_EXERCISE GOAL_
Set all the material down again unchanged, without the pictures.
<<<<
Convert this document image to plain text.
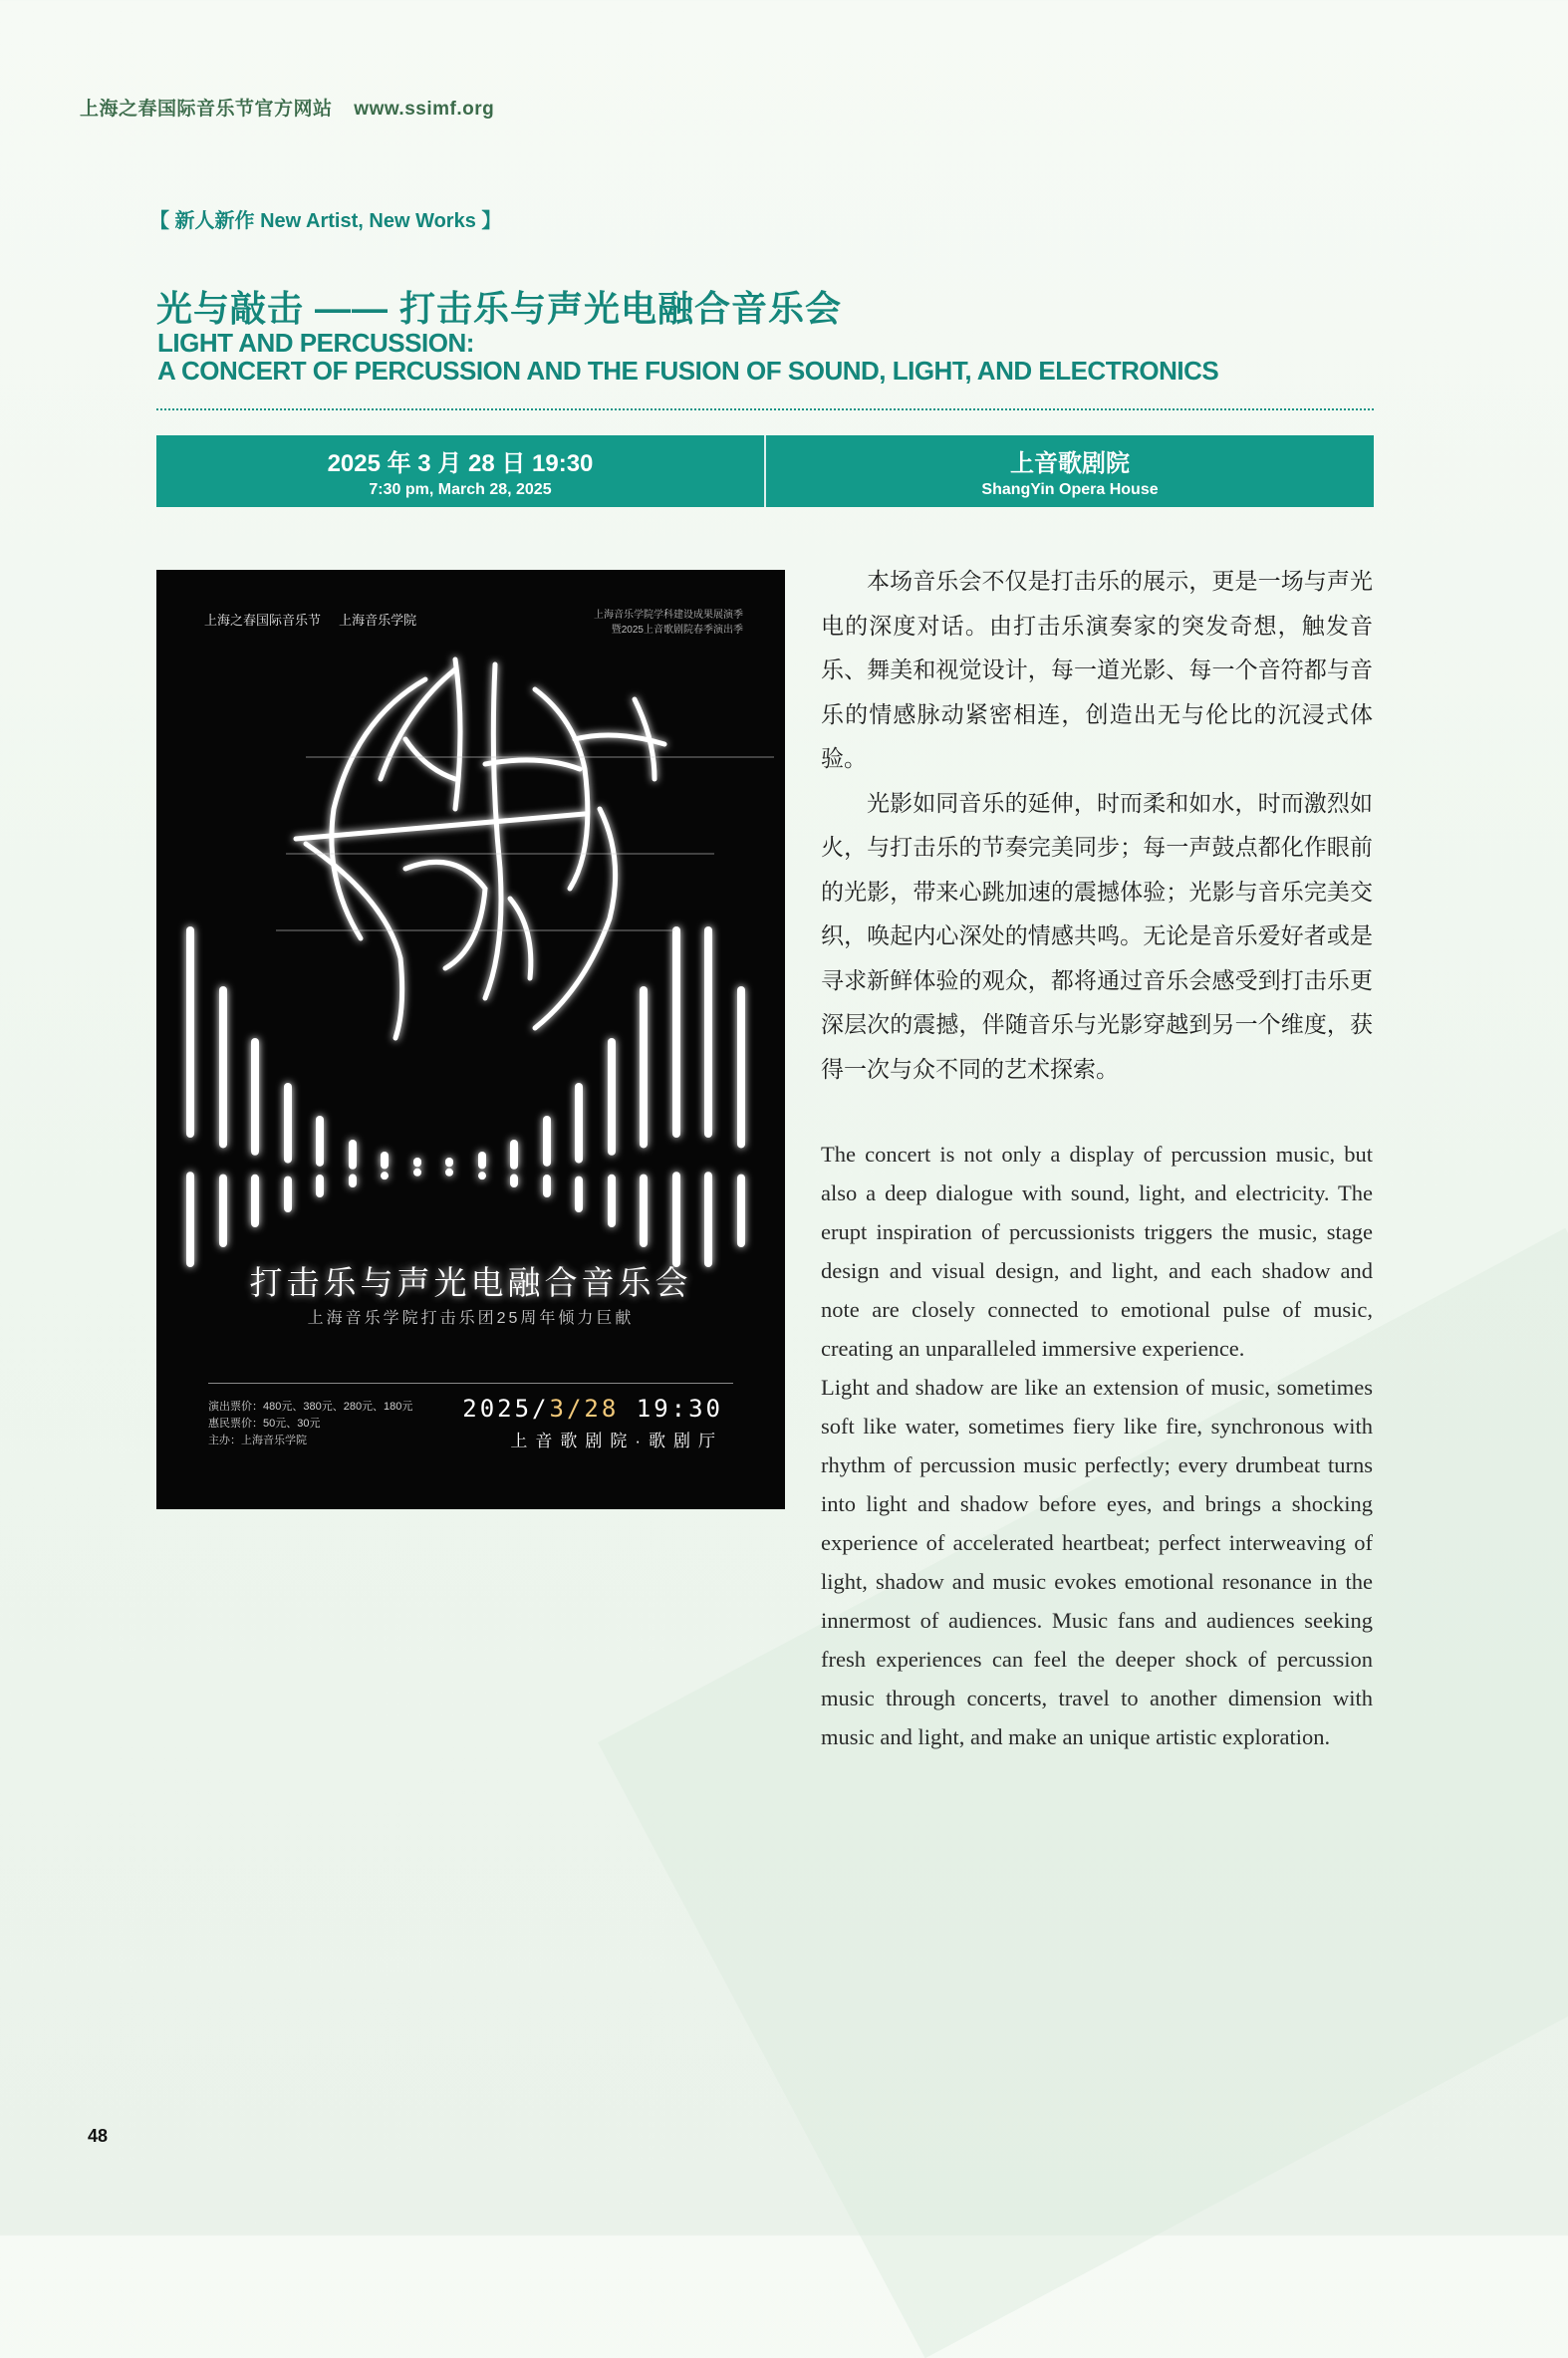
上海之春国际音乐节官方网站 www.ssimf.org
【 新人新作 New Artist, New Works 】
光与敲击 —— 打击乐与声光电融合音乐会
LIGHT AND PERCUSSION:
A CONCERT OF PERCUSSION AND THE FUSION OF SOUND, LIGHT, AND ELECTRONICS
2025 年 3 月 28 日 19:30
7:30 pm, March 28, 2025
上音歌剧院
ShangYin Opera House
上海之春国际音乐节 上海音乐学院	上海音乐学院学科建设成果展演季
暨2025上音歌剧院春季演出季
打击乐与声光电融合音乐会
上海音乐学院打击乐团25周年倾力巨献
演出票价：480元、380元、280元、180元
惠民票价：50元、30元
主办：上海音乐学院
2025/3/28 19:30
上音歌剧院·歌剧厅

本场音乐会不仅是打击乐的展示，更是一场与声光电的深度对话。由打击乐演奏家的突发奇想，触发音乐、舞美和视觉设计，每一道光影、每一个音符都与音乐的情感脉动紧密相连，创造出无与伦比的沉浸式体验。

光影如同音乐的延伸，时而柔和如水，时而激烈如火，与打击乐的节奏完美同步；每一声鼓点都化作眼前的光影，带来心跳加速的震撼体验；光影与音乐完美交织，唤起内心深处的情感共鸣。无论是音乐爱好者或是寻求新鲜体验的观众，都将通过音乐会感受到打击乐更深层次的震撼，伴随音乐与光影穿越到另一个维度，获得一次与众不同的艺术探索。

The concert is not only a display of percussion music, but also a deep dialogue with sound, light, and electricity. The erupt inspiration of percussionists triggers the music, stage design and visual design, and light, and each shadow and note are closely connected to emotional pulse of music, creating an unparalleled immersive experience.

Light and shadow are like an extension of music, sometimes soft like water, sometimes fiery like fire, synchronous with rhythm of percussion music perfectly; every drumbeat turns into light and shadow before eyes, and brings a shocking experience of accelerated heartbeat; perfect interweaving of light, shadow and music evokes emotional resonance in the innermost of audiences. Music fans and audiences seeking fresh experiences can feel the deeper shock of percussion music through concerts, travel to another dimension with music and light, and make an unique artistic exploration.

48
>>>>
_FINISHED ANSWER_
Convert this document image to plain text.
上海之春国际音乐节官方网站 www.ssimf.org
【 新人新作 New Artist, New Works 】
光与敲击 —— 打击乐与声光电融合音乐会
LIGHT AND PERCUSSION:
A CONCERT OF PERCUSSION AND THE FUSION OF SOUND, LIGHT, AND ELECTRONICS
2025 年 3 月 28 日 19:30
7:30 pm, March 28, 2025
上音歌剧院
ShangYin Opera House
上海之春国际音乐节 上海音乐学院	上海音乐学院学科建设成果展演季
暨2025上音歌剧院春季演出季
打击乐与声光电融合音乐会
上海音乐学院打击乐团25周年倾力巨献
演出票价：480元、380元、280元、180元
惠民票价：50元、30元
主办：上海音乐学院
2025/3/28 19:30
上音歌剧院·歌剧厅

本场音乐会不仅是打击乐的展示，更是一场与声光电的深度对话。由打击乐演奏家的突发奇想，触发音乐、舞美和视觉设计，每一道光影、每一个音符都与音乐的情感脉动紧密相连，创造出无与伦比的沉浸式体验。

光影如同音乐的延伸，时而柔和如水，时而激烈如火，与打击乐的节奏完美同步；每一声鼓点都化作眼前的光影，带来心跳加速的震撼体验；光影与音乐完美交织，唤起内心深处的情感共鸣。无论是音乐爱好者或是寻求新鲜体验的观众，都将通过音乐会感受到打击乐更深层次的震撼，伴随音乐与光影穿越到另一个维度，获得一次与众不同的艺术探索。

The concert is not only a display of percussion music, but also a deep dialogue with sound, light, and electricity. The erupt inspiration of percussionists triggers the music, stage design and visual design, and light, and each shadow and note are closely connected to emotional pulse of music, creating an unparalleled immersive experience.

Light and shadow are like an extension of music, sometimes soft like water, sometimes fiery like fire, synchronous with rhythm of percussion music perfectly; every drumbeat turns into light and shadow before eyes, and brings a shocking experience of accelerated heartbeat; perfect interweaving of light, shadow and music evokes emotional resonance in the innermost of audiences. Music fans and audiences seeking fresh experiences can feel the deeper shock of percussion music through concerts, travel to another dimension with music and light, and make an unique artistic exploration.

48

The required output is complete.